** EXTRACT PROVIDED **
I wasn't suggesting you should buy a particular size dog I agree you should get what you like. I was just commenting on my observations about dog size in general.

I hope you find the dog you want, good luck.


----------



## Chaws

Entirely NON British lines. This dog is out of an FC Cosmo son and out of an all age pointed Watermarks the Boss daughter. This male is my personal dog, runs about 58lbs at working summer and hunting season weight and is pretty short legged and a nice blocky head. This is our first AKC Master pass.

He's a perfect size dog for waterfowling. He can easily handle a big late season honker in the field and is easily in and out of a GHG low profile field blind and even retrieves well out of a canoe without tipping it over.


----------



## Guest

I have been doing field trials and hunt test for 11 years and have only seen 1 maybe 2 dogs over 100lbs that were field bred labs. Anything bigger than 80-85lbs tends to have bench bred dogs in the pedigree.

I could care less what people say about American Field Bred labs about them being hyper. I have have 2 on my floor right now that could fool anyone that they are a "gentlemans lab" as house dogs (both are field bred american labs one is a FC AFC X FC AFC CFC and the other is a FC AFC X MH). In the field I want as much go as I can get. I TRAIN them to be good mannered around adults,kids, and other animals and in my house. END OF STORY. Train your dog to be a good mannered dog and the rest doesn't matter.

** REQUIRED TASK 1 **
In the Labrador discussion, rewrite the paragraph beginning "Entirely NON British lines." as a short bulleted list that keeps its main facts.
** REQUIRED TASK 2 **
From the Labrador discussion, list every waterfowling task that the 58-pound male is said to handle.
** REQUIRED TASK 3 **
Pick up the Labrador discussion after its final sentence and continue it in the same forum voice.

** ENTRIES SHOWN **

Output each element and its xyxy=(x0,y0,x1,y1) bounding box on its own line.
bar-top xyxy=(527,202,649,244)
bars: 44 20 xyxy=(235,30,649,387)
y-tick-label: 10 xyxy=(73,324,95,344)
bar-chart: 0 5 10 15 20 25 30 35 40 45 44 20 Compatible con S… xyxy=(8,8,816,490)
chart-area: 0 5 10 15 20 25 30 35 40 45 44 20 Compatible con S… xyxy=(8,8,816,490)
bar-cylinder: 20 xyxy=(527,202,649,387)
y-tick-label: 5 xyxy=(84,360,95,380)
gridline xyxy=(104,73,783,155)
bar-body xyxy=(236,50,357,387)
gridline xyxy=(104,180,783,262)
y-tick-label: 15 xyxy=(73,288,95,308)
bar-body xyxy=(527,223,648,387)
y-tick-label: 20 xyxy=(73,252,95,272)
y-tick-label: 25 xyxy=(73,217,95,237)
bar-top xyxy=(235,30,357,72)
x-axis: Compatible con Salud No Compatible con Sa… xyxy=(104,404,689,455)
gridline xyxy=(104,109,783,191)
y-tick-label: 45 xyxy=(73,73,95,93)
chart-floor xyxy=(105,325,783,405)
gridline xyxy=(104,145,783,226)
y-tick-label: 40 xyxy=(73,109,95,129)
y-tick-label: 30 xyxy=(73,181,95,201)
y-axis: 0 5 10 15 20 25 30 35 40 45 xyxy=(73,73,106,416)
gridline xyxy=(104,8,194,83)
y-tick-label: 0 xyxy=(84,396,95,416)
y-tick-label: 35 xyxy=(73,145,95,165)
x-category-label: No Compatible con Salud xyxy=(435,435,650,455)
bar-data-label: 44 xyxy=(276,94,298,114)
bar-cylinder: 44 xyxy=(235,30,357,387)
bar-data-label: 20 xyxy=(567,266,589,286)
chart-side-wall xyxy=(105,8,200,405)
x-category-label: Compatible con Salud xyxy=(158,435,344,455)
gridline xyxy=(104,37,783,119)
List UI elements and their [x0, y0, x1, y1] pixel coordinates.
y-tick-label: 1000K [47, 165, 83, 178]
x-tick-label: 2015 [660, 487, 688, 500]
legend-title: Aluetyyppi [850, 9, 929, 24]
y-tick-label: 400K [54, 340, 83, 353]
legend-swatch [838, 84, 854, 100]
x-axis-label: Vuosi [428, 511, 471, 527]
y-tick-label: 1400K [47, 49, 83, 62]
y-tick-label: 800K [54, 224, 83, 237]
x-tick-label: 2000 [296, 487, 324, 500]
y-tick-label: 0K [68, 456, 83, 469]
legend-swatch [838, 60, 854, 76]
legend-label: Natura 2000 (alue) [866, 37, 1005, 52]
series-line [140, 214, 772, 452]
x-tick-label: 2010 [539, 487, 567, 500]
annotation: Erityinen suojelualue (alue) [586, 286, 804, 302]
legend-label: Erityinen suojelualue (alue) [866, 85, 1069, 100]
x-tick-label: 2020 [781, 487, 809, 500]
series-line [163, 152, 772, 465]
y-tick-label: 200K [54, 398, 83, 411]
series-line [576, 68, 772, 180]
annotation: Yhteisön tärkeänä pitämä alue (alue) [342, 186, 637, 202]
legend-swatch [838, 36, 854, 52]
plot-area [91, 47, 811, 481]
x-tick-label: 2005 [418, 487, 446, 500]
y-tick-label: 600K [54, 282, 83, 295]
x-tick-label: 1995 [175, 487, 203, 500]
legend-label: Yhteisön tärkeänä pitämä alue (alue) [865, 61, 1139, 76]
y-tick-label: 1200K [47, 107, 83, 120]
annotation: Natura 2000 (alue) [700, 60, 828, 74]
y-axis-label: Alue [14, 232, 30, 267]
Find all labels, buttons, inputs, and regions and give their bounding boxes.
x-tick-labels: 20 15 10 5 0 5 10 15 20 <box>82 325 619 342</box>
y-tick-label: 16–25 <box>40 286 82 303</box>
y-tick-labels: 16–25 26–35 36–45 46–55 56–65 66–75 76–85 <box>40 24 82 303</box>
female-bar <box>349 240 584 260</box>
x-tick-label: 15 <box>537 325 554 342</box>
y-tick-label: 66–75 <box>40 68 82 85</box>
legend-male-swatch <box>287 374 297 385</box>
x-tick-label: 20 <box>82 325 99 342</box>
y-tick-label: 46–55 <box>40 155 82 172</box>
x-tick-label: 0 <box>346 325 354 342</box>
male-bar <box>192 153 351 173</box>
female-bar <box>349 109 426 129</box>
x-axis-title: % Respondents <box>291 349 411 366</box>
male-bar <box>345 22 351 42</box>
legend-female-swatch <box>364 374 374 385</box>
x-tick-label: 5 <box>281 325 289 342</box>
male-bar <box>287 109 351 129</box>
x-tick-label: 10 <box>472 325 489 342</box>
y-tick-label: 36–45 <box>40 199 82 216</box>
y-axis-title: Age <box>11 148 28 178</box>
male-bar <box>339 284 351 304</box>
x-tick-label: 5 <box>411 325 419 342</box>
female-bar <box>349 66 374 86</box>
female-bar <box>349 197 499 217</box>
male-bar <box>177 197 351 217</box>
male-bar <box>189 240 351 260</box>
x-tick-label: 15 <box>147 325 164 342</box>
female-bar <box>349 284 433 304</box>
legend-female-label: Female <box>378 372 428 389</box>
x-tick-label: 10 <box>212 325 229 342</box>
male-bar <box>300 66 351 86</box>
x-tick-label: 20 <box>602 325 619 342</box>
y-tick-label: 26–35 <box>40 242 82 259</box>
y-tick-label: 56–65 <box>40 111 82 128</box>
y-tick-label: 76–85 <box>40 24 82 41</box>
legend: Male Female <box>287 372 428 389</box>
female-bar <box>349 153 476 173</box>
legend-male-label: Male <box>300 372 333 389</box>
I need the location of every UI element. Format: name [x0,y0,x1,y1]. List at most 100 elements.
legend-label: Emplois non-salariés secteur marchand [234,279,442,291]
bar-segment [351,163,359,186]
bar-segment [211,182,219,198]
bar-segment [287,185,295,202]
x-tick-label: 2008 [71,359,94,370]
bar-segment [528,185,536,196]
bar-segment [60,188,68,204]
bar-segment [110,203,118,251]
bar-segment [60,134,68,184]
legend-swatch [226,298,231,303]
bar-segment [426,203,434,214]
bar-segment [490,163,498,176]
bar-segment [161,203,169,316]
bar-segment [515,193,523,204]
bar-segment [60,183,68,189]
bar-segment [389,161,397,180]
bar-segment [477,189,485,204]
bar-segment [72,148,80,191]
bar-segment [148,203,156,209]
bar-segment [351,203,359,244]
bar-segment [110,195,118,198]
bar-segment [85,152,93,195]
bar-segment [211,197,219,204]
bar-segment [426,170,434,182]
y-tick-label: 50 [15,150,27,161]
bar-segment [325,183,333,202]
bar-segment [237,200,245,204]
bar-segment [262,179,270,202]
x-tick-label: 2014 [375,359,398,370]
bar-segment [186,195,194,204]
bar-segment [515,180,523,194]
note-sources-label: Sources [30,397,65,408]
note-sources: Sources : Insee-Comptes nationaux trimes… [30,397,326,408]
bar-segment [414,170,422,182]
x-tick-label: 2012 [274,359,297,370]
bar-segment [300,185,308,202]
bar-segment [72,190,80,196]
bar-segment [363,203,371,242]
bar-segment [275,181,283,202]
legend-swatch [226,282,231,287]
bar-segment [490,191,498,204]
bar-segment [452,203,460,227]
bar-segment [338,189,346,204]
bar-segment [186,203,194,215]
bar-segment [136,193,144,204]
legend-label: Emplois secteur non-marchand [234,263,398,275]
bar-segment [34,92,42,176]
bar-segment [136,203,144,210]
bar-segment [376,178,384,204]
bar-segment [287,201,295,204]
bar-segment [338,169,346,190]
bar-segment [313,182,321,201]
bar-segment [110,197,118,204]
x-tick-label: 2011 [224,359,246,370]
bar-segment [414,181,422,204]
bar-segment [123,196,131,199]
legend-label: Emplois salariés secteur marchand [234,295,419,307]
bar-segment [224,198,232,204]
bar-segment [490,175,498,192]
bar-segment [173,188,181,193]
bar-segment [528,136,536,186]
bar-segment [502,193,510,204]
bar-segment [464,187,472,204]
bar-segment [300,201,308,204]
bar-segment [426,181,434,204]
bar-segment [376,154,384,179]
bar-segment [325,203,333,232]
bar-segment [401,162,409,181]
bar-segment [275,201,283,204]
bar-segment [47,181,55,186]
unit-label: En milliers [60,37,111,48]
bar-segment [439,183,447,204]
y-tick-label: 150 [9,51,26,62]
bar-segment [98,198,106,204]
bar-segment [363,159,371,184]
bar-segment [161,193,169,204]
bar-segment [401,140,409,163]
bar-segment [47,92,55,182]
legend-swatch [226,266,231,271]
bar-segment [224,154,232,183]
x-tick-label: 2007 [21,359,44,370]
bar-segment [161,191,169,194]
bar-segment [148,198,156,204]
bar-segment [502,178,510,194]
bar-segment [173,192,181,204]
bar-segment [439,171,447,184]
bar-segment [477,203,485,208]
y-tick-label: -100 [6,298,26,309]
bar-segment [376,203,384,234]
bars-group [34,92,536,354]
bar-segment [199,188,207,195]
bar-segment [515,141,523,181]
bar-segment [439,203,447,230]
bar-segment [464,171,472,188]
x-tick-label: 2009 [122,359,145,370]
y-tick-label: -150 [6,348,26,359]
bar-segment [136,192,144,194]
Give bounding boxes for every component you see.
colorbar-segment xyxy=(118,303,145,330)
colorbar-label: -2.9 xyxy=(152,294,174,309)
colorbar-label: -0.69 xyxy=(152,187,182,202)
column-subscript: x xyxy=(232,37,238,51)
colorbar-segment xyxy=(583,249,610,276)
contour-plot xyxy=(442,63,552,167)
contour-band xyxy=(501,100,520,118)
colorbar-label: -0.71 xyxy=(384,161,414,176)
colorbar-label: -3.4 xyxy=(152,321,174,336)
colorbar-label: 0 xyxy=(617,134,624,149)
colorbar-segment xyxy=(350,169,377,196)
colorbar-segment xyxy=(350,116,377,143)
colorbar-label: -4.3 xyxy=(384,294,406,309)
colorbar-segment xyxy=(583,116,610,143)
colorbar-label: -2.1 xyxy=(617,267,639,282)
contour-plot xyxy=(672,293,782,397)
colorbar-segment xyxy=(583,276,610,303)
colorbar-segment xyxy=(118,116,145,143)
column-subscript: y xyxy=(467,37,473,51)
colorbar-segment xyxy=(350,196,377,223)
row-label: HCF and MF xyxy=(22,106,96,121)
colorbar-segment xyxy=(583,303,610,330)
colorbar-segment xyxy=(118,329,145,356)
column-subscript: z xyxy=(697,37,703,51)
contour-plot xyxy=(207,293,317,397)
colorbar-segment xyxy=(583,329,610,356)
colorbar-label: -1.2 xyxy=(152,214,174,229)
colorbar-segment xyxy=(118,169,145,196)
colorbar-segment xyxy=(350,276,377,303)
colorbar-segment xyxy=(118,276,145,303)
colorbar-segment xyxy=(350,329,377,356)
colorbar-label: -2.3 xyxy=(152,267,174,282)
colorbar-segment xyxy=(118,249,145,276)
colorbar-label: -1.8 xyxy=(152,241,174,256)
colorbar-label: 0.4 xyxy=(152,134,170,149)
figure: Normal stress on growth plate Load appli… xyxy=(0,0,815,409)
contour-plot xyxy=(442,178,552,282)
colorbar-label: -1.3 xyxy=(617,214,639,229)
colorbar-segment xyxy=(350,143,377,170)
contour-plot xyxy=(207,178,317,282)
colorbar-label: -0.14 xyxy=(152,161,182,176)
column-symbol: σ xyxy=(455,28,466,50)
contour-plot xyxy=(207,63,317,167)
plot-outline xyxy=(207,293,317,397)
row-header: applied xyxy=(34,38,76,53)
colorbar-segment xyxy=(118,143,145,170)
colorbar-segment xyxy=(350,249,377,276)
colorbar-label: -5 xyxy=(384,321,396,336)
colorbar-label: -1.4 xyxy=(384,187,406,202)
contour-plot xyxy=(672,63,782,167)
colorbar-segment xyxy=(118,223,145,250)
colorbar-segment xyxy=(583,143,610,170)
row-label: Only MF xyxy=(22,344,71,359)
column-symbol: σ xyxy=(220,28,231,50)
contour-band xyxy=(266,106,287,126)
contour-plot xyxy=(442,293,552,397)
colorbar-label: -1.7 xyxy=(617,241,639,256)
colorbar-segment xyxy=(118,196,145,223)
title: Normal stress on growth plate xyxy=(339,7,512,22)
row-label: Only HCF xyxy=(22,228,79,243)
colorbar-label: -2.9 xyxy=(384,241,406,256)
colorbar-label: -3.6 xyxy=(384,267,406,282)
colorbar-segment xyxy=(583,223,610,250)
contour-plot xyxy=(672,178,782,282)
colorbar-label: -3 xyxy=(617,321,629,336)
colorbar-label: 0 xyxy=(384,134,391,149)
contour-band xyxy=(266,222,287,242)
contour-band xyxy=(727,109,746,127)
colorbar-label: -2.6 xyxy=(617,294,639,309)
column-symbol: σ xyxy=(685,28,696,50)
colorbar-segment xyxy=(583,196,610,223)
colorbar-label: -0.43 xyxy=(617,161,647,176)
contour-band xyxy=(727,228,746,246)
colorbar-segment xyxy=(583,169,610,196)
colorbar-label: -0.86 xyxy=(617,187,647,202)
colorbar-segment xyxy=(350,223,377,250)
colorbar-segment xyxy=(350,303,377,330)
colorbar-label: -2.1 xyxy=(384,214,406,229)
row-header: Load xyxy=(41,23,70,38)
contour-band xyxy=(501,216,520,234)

** WRITTEN ANSWER 1 **
- Entirely non-British lines
- Sire: a son of FC Cosmo
- Dam: an all-age pointed daughter of Watermarks the Boss
- A male and the poster's personal dog
- About 58 lbs at working summer and hunting season weight
- Fairly short-legged with a nice blocky head
- The poster's first AKC Master pass

** WRITTEN ANSWER 2 **
- Handling a big late-season honker in the field
- Getting in and out of a GHG low profile field blind
- Retrieving out of a canoe without tipping it over

** WRITTEN ANSWER 3 **
----------



## honkstopper

what it all comes down to is personal preference for me i picked the breeder and the parents over anything else. The dogs had good pedigrees. The stud won field trials was about to try for his master hunter. Both were well behaved and calm. They were british labs but if they were american i still sould have wanted these dogs. The only problem with the american labs that i see is the backyard breeding. The guys that look at each other and think are dogs are pretty decent retrivers lets breed them. And the breeders that breed for color. I realize that there is market demand for certain colors but if all breeders only cared about how good the dogs that they are breeding really are we would all be better off. In my opinion there is too much of a breeder breeding an alright yellow or choclate just so he can get sell them faster.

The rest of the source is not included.